Take every line from the listing below that includes "this" and copy it.

____ RECORDS TO USE

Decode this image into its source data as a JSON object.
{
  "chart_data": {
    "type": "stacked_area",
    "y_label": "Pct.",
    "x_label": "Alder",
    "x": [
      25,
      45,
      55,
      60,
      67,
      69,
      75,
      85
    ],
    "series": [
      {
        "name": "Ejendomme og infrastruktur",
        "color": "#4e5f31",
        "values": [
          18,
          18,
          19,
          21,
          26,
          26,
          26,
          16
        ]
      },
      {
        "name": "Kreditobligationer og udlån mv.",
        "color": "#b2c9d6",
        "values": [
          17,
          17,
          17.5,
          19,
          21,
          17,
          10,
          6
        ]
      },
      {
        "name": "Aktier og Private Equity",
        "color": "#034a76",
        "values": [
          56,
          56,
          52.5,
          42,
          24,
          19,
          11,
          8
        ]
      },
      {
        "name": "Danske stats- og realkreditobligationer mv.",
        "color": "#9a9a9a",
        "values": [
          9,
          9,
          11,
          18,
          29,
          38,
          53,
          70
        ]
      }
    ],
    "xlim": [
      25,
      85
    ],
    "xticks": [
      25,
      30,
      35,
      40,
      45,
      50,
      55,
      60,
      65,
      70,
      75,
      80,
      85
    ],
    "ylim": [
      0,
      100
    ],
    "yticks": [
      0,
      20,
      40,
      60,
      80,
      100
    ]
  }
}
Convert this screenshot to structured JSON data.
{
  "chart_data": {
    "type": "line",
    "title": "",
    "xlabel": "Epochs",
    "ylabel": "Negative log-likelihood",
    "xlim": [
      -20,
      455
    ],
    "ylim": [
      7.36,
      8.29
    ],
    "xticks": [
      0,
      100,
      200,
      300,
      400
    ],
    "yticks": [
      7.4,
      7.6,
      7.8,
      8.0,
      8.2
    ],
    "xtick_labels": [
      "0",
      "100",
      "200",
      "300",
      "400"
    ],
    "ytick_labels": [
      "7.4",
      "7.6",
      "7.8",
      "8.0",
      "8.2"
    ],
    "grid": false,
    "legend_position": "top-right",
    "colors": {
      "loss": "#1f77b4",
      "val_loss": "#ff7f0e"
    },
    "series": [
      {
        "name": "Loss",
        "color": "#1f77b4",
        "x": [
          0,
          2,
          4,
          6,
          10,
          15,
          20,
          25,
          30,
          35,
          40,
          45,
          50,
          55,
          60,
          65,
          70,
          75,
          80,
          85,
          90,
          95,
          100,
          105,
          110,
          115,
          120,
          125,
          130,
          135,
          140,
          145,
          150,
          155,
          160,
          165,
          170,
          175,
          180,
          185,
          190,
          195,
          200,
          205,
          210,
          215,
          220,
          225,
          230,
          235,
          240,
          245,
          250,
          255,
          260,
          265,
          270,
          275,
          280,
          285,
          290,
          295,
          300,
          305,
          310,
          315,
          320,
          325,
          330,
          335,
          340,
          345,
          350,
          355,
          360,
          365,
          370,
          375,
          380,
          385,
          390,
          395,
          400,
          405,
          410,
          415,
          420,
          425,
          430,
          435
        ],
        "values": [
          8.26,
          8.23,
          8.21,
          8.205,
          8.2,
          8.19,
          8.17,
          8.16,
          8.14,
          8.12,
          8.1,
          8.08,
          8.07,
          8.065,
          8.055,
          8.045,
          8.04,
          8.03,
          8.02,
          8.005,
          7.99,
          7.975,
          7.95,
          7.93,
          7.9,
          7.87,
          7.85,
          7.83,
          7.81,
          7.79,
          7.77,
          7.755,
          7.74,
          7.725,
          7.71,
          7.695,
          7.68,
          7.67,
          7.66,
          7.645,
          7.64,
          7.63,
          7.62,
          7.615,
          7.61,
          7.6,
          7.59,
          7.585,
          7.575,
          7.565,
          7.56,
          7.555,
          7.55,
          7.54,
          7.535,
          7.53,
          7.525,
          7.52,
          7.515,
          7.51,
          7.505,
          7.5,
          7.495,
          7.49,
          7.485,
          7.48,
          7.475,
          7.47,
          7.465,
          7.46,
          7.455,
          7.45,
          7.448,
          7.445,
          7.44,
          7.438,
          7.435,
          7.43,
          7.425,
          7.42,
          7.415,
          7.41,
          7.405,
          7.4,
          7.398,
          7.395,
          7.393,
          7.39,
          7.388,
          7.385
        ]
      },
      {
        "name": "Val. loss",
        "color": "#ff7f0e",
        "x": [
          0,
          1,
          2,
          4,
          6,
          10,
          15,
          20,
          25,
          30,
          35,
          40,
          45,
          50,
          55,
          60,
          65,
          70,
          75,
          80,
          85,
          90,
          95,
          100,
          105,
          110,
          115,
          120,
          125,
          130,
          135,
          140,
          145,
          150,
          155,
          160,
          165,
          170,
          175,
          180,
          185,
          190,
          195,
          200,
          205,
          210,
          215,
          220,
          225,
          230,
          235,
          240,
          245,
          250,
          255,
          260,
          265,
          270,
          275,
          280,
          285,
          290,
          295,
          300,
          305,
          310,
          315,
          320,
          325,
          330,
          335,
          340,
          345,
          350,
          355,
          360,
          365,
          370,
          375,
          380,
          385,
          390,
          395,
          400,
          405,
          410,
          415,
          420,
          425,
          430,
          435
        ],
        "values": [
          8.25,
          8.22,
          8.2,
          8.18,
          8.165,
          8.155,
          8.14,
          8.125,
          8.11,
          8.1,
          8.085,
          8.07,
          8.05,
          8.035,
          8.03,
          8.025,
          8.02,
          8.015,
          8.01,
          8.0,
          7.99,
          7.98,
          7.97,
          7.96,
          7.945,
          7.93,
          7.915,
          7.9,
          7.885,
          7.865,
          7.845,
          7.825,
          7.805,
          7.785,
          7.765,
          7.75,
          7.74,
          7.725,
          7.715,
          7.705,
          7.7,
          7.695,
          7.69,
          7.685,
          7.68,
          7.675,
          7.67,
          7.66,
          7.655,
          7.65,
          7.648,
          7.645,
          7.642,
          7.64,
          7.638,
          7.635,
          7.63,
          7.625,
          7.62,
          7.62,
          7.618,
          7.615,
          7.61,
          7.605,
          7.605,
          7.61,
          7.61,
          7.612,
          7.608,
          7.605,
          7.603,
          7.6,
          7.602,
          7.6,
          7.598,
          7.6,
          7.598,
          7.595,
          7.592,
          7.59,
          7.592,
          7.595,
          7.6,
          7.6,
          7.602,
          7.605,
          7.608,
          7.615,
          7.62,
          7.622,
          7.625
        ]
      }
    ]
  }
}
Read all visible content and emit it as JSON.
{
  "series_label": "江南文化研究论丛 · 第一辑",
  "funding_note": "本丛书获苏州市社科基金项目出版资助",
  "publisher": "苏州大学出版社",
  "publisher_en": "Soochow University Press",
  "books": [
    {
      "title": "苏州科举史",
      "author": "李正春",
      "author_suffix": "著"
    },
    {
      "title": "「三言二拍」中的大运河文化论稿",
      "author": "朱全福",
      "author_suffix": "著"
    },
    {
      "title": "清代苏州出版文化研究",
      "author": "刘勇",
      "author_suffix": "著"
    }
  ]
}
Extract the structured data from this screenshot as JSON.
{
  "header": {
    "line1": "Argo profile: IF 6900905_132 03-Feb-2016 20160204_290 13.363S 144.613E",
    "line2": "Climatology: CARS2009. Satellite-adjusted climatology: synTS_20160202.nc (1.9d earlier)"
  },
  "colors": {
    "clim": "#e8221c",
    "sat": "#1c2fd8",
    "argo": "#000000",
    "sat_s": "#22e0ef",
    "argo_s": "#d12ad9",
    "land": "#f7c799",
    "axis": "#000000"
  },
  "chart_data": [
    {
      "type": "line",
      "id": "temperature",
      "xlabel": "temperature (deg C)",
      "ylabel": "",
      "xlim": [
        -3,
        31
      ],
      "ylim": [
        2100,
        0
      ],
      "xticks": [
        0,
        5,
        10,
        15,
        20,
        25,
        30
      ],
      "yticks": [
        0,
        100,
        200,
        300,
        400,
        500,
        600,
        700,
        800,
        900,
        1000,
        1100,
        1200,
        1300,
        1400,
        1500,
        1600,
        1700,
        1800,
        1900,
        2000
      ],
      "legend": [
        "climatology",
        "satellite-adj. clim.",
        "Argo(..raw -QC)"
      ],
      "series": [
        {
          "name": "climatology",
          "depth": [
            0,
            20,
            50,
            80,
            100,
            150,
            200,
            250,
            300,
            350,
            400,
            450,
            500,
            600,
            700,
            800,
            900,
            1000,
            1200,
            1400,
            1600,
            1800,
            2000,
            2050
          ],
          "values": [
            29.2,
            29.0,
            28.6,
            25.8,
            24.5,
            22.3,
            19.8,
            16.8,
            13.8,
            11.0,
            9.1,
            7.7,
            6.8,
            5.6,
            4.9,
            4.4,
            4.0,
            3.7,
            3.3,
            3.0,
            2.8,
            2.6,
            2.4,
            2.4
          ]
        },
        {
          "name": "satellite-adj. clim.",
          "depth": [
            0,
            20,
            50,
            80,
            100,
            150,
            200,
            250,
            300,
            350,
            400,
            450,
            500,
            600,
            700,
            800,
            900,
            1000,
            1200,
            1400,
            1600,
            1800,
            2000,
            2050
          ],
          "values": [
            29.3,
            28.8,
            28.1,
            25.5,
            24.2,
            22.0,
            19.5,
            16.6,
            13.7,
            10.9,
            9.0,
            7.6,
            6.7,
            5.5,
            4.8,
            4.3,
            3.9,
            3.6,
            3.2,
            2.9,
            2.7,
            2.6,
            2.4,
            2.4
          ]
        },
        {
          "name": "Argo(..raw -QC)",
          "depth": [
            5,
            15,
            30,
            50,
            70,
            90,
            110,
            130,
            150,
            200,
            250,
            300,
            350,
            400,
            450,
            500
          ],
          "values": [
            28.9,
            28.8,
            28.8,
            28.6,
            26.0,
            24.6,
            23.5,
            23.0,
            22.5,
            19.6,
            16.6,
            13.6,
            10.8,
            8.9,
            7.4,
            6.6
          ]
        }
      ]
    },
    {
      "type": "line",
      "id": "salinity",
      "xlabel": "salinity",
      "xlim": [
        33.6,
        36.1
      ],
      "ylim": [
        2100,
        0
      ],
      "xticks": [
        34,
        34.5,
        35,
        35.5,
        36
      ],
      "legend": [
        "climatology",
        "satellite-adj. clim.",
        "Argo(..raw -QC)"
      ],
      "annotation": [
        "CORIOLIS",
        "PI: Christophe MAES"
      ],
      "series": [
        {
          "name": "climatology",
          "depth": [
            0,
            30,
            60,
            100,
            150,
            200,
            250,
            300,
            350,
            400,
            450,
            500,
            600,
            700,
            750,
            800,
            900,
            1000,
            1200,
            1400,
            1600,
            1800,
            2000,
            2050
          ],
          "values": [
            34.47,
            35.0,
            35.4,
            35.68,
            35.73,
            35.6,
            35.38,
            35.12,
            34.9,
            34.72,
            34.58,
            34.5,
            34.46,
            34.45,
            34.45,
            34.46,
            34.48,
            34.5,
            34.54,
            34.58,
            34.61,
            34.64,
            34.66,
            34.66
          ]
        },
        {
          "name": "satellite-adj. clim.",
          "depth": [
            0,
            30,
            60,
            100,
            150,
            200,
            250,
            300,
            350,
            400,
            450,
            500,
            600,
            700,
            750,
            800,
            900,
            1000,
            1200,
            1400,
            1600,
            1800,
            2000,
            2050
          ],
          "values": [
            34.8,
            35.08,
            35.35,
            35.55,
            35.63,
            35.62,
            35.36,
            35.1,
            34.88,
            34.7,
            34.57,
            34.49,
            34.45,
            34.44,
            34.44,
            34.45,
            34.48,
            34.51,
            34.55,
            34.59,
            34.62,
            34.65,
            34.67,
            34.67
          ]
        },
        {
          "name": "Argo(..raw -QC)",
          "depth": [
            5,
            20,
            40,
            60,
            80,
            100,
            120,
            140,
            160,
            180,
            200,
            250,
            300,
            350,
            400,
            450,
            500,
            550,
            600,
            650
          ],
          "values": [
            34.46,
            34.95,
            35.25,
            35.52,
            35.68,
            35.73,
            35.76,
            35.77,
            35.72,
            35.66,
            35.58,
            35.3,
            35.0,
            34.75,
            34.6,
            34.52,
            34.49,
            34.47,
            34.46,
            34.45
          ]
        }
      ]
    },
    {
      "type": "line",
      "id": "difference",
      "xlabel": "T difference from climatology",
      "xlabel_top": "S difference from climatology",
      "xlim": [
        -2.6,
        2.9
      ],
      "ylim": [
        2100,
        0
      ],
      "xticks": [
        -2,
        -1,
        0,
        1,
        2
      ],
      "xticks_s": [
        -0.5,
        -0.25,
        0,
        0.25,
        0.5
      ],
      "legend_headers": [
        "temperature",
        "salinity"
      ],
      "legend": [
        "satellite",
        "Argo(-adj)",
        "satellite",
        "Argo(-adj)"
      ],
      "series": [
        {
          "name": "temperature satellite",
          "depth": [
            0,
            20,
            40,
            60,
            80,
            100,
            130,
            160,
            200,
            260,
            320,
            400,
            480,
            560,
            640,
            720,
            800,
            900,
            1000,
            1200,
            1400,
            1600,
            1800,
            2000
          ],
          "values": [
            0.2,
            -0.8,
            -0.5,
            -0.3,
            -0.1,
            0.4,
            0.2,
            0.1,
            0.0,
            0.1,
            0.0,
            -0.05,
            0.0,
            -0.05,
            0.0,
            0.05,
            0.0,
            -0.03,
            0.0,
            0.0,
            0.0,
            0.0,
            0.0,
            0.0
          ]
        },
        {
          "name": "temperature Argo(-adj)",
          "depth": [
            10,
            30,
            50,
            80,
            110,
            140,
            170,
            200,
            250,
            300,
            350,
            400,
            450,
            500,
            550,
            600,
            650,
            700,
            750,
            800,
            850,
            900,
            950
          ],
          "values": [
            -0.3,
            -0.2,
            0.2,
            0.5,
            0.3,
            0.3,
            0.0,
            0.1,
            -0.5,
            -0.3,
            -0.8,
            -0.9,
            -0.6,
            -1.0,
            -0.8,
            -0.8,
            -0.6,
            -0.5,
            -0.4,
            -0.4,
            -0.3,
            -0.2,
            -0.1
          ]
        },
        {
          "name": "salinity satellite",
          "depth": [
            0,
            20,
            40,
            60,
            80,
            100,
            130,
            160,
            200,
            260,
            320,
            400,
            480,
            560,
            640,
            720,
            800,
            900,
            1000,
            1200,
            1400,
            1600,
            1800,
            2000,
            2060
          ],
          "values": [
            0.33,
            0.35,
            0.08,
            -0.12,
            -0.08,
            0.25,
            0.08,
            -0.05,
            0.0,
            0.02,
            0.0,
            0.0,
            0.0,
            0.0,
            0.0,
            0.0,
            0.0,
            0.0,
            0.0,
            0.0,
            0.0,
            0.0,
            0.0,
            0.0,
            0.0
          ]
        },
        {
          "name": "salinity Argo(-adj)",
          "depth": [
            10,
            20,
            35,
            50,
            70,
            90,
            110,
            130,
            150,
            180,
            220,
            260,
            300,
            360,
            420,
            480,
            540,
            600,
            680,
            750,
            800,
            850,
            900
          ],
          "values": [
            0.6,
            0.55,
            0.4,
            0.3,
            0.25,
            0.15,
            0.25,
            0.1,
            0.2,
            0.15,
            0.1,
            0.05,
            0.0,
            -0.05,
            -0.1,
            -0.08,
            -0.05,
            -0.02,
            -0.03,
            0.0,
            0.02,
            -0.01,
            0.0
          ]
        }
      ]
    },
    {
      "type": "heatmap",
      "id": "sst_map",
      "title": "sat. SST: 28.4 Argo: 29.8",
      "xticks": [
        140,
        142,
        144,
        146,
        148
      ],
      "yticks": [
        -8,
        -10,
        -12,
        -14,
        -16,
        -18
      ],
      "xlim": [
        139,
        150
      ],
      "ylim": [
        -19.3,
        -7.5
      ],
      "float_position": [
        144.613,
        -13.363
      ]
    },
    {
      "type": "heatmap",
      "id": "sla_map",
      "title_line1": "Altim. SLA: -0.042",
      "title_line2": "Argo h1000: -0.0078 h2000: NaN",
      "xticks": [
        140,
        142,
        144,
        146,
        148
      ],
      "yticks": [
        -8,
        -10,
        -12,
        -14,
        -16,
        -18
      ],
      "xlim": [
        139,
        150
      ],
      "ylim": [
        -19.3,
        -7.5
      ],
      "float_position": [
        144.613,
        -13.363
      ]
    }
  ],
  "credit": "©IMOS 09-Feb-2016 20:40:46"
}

________

▸ **CORRECT RESPONSE**
Decode this image into its source data as a JSON object.
Convert this screenshot to structured JSON data.
Extract the structured data from this screenshot as JSON.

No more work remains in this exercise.